Transcribe every entry word for word. Skip the pictures.

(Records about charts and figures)

- - - -

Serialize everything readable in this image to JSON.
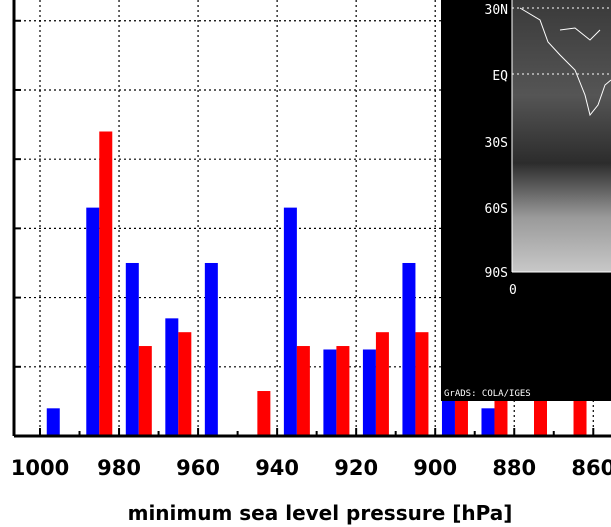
{
  "chart_data": {
    "type": "bar",
    "title": "",
    "xlabel": "minimum sea level pressure [hPa]",
    "ylabel": "",
    "x_tick_labels": [
      "1000",
      "980",
      "960",
      "940",
      "920",
      "900",
      "880",
      "860"
    ],
    "x_reversed": true,
    "categories": [
      995,
      985,
      975,
      965,
      955,
      945,
      935,
      925,
      915,
      905,
      895,
      885,
      875,
      865,
      855
    ],
    "ylim": [
      0,
      6.3
    ],
    "grid": true,
    "colors": {
      "series_a": "#0000ff",
      "series_b": "#ff0000"
    },
    "series": [
      {
        "values": [
          0.4,
          3.3,
          2.5,
          1.7,
          2.5,
          0.0,
          3.3,
          1.25,
          1.25,
          2.5,
          2.1,
          0.4,
          0.0,
          0.0,
          0.0
        ]
      },
      {
        "values": [
          0.0,
          4.4,
          1.3,
          1.5,
          0.0,
          0.65,
          1.3,
          1.3,
          1.5,
          1.5,
          0.65,
          0.6,
          0.6,
          0.6,
          0.6
        ]
      }
    ]
  },
  "inset_map": {
    "lat_labels": [
      "30N",
      "EQ",
      "30S",
      "60S",
      "90S"
    ],
    "lon_label": "0",
    "credit": "GrADS: COLA/IGES"
  }
}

- - - -

_RESPONSE_
Serialize everything readable in this image to JSON.
{
  "chart_data": {
    "type": "bar",
    "title": "",
    "xlabel": "minimum sea level pressure [hPa]",
    "ylabel": "",
    "x_tick_labels": [
      "1000",
      "980",
      "960",
      "940",
      "920",
      "900",
      "880",
      "860"
    ],
    "x_reversed": true,
    "categories": [
      995,
      985,
      975,
      965,
      955,
      945,
      935,
      925,
      915,
      905,
      895,
      885,
      875,
      865,
      855
    ],
    "ylim": [
      0,
      6.3
    ],
    "grid": true,
    "colors": {
      "series_a": "#0000ff",
      "series_b": "#ff0000"
    },
    "series": [
      {
        "values": [
          0.4,
          3.3,
          2.5,
          1.7,
          2.5,
          0.0,
          3.3,
          1.25,
          1.25,
          2.5,
          2.1,
          0.4,
          0.0,
          0.0,
          0.0
        ]
      },
      {
        "values": [
          0.0,
          4.4,
          1.3,
          1.5,
          0.0,
          0.65,
          1.3,
          1.3,
          1.5,
          1.5,
          0.65,
          0.6,
          0.6,
          0.6,
          0.6
        ]
      }
    ]
  },
  "inset_map": {
    "lat_labels": [
      "30N",
      "EQ",
      "30S",
      "60S",
      "90S"
    ],
    "lon_label": "0",
    "credit": "GrADS: COLA/IGES"
  }
}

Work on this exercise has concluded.